Given instruction: Where a line contains the string "minmax", copy that line.

[Extracts from a graphics dataset]
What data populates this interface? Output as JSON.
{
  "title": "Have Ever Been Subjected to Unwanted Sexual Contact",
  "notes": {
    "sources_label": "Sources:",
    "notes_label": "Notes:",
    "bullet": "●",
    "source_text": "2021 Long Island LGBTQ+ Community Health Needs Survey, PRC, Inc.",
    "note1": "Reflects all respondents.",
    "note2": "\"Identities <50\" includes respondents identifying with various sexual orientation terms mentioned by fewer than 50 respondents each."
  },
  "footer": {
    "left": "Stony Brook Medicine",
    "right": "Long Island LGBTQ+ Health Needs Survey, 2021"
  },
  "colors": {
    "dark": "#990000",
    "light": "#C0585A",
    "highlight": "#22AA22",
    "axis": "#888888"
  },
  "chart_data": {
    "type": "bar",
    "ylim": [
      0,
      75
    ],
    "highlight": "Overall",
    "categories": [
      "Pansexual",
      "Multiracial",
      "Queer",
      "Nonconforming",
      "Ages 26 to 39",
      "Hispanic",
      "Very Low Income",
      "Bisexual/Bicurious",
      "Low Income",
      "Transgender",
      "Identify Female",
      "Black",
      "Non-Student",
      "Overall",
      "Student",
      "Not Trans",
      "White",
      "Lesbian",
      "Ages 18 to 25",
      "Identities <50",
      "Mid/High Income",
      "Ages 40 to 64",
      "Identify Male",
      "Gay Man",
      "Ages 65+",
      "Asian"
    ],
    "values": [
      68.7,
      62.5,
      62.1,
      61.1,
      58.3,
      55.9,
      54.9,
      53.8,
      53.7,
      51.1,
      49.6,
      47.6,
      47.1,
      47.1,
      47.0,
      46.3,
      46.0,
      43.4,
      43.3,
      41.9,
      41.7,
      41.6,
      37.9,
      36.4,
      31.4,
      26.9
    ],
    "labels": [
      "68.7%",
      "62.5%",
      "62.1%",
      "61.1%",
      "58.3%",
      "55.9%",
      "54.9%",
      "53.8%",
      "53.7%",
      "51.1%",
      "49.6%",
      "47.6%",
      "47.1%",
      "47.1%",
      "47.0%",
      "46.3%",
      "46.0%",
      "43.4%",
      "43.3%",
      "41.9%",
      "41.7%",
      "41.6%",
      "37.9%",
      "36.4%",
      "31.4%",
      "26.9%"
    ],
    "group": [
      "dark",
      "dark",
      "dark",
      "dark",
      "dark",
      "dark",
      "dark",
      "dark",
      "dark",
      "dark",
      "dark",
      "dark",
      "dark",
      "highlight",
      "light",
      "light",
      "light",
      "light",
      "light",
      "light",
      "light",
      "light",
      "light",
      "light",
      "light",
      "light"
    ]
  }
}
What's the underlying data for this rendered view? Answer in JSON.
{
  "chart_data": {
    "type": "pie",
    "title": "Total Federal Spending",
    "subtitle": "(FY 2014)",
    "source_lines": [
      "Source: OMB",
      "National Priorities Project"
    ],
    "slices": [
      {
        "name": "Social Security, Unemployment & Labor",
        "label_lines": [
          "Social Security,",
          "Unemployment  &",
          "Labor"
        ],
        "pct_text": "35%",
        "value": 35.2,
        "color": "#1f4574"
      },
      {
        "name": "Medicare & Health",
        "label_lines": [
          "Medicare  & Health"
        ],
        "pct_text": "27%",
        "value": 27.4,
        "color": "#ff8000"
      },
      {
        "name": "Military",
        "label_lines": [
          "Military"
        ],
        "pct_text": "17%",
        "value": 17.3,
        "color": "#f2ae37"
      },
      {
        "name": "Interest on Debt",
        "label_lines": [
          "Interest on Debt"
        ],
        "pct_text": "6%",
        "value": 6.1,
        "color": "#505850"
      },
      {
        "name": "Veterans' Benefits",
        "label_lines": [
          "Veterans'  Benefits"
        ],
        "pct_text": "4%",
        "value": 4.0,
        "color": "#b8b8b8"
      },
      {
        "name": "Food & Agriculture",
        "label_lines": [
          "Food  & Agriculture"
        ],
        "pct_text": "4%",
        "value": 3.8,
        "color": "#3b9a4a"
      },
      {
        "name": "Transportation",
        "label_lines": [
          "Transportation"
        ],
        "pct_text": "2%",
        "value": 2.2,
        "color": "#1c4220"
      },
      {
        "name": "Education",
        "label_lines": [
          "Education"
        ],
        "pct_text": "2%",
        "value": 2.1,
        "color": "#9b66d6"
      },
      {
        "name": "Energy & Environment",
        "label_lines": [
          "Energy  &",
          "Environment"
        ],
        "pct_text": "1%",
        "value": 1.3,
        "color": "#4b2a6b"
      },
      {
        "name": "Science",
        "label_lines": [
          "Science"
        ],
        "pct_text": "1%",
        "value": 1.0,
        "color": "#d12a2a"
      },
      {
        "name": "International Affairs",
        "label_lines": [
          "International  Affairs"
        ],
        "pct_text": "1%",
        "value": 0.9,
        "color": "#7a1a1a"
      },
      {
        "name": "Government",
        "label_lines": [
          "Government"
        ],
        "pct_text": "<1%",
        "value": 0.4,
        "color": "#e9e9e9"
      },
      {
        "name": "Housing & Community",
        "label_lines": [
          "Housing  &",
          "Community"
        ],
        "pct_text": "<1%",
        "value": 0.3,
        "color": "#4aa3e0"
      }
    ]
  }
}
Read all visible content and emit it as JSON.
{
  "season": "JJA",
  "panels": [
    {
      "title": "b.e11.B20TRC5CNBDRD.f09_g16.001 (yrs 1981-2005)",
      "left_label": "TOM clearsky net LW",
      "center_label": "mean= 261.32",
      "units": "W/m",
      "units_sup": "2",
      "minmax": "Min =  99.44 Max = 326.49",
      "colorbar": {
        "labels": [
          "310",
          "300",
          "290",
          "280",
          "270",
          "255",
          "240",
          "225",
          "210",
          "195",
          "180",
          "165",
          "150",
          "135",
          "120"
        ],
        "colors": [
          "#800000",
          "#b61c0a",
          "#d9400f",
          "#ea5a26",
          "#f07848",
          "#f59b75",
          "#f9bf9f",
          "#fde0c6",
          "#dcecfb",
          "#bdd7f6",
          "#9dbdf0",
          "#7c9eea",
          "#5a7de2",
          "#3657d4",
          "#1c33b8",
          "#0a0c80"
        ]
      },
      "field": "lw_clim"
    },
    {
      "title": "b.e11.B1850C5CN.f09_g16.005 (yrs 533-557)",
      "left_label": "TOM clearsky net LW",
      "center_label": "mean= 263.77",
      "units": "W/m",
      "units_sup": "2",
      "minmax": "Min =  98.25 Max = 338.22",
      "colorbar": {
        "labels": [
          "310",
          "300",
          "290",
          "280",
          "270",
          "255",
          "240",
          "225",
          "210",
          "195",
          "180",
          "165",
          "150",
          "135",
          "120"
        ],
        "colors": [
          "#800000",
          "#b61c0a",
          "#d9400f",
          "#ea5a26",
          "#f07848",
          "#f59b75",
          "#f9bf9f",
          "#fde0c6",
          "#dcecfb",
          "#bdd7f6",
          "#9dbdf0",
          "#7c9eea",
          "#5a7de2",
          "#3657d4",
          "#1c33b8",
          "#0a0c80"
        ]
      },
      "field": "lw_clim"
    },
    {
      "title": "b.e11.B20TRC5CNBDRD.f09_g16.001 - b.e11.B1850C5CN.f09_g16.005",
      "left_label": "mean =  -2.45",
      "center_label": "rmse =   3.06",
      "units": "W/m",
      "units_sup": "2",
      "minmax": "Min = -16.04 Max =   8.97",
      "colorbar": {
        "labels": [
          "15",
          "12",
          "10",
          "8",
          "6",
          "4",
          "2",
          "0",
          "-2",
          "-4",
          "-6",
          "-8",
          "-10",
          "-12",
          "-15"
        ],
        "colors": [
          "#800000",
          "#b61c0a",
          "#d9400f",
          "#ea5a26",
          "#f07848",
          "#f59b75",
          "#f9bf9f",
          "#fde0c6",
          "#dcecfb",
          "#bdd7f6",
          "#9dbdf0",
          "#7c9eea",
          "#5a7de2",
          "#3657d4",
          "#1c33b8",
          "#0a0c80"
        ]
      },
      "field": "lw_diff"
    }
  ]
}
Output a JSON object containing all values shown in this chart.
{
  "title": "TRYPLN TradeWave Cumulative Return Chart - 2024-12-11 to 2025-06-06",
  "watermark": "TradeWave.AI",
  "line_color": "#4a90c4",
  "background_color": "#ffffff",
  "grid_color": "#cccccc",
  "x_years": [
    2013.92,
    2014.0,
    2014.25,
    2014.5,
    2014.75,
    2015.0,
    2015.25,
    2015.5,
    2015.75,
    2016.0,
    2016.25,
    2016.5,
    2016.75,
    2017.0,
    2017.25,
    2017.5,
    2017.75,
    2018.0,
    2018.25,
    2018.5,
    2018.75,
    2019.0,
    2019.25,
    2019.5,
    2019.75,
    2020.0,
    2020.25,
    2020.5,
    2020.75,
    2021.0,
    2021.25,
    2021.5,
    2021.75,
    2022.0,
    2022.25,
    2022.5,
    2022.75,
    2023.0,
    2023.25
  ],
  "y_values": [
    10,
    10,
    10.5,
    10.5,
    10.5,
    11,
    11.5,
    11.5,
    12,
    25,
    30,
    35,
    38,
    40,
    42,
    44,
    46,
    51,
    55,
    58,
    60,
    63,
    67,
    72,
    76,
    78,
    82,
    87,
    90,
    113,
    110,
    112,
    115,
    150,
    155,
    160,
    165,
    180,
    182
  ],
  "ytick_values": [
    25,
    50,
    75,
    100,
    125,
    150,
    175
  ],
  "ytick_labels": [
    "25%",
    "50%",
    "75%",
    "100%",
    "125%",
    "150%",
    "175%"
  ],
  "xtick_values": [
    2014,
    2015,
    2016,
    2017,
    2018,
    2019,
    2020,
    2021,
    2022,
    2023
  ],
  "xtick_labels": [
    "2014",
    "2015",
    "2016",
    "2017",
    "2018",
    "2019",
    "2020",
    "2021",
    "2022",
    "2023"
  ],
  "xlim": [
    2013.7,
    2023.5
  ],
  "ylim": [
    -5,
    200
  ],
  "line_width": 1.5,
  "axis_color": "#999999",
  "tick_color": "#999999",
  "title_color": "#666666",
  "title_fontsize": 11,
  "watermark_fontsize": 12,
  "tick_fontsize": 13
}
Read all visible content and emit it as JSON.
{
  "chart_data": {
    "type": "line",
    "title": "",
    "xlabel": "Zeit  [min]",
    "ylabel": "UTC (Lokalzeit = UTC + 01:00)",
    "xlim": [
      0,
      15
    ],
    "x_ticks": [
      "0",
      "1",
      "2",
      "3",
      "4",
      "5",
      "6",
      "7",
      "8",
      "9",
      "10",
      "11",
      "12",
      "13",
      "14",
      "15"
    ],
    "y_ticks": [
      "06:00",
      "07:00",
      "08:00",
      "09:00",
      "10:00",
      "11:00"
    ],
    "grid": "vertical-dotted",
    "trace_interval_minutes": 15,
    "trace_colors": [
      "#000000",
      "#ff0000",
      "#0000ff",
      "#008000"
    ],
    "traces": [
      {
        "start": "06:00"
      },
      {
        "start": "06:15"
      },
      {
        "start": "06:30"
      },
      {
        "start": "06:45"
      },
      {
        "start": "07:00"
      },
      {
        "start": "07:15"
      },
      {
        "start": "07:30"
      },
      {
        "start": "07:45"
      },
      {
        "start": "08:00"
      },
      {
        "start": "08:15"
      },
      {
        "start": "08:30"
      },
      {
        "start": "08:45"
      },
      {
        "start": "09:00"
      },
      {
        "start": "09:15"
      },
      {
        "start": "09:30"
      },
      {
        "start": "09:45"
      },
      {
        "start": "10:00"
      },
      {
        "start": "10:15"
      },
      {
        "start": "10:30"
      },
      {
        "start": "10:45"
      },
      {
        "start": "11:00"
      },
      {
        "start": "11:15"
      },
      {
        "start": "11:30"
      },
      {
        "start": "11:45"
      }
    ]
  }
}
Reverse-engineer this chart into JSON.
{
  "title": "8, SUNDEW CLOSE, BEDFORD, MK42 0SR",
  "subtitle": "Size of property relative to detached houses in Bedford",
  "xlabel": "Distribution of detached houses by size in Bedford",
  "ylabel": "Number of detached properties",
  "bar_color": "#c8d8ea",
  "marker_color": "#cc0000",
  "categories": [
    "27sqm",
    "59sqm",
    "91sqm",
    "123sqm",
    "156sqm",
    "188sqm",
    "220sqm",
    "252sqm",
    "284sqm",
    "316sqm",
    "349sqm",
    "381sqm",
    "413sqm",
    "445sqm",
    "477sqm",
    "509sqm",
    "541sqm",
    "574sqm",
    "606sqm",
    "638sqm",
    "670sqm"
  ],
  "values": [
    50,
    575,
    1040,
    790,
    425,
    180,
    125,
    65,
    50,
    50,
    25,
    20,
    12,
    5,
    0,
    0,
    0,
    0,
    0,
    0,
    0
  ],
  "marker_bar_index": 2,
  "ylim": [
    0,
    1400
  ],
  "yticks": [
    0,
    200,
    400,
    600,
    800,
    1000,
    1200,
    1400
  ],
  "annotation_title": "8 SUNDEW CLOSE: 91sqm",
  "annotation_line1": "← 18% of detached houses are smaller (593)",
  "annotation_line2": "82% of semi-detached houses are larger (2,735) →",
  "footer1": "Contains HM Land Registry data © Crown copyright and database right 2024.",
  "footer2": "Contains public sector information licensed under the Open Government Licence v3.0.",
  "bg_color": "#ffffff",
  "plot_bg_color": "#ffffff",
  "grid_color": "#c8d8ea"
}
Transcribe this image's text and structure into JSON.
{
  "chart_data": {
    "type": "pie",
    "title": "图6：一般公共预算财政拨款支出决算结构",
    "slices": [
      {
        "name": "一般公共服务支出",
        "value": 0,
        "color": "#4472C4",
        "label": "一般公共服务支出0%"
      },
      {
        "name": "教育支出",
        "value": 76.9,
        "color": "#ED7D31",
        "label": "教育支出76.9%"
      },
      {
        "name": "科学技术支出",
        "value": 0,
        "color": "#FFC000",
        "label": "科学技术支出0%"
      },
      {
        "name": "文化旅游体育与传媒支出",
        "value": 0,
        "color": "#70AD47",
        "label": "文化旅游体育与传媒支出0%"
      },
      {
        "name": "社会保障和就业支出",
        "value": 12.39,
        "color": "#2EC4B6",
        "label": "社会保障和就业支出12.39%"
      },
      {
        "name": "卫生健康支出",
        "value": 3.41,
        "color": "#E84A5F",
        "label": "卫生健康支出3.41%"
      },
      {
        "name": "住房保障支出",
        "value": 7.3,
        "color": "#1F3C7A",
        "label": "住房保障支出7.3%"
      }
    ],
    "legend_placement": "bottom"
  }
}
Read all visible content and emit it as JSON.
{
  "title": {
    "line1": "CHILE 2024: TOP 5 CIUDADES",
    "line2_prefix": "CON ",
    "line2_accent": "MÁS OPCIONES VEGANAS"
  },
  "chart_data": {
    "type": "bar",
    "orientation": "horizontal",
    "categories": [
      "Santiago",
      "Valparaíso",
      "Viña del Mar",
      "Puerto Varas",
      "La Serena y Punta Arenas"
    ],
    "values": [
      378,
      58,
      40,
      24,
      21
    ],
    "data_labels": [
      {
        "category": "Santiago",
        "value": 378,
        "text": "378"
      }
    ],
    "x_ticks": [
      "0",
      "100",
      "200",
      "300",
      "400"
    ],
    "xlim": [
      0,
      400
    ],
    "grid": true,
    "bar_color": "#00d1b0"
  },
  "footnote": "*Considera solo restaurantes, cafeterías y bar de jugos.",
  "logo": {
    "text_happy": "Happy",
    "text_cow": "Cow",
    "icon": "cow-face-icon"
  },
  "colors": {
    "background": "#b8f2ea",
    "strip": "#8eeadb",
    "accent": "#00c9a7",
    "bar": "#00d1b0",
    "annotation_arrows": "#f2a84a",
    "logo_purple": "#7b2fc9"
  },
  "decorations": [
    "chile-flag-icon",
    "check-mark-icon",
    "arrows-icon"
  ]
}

Task output:
      "minmax": "Min =  99.44 Max = 326.49",
      "minmax": "Min =  98.25 Max = 338.22",
      "minmax": "Min = -16.04 Max =   8.97",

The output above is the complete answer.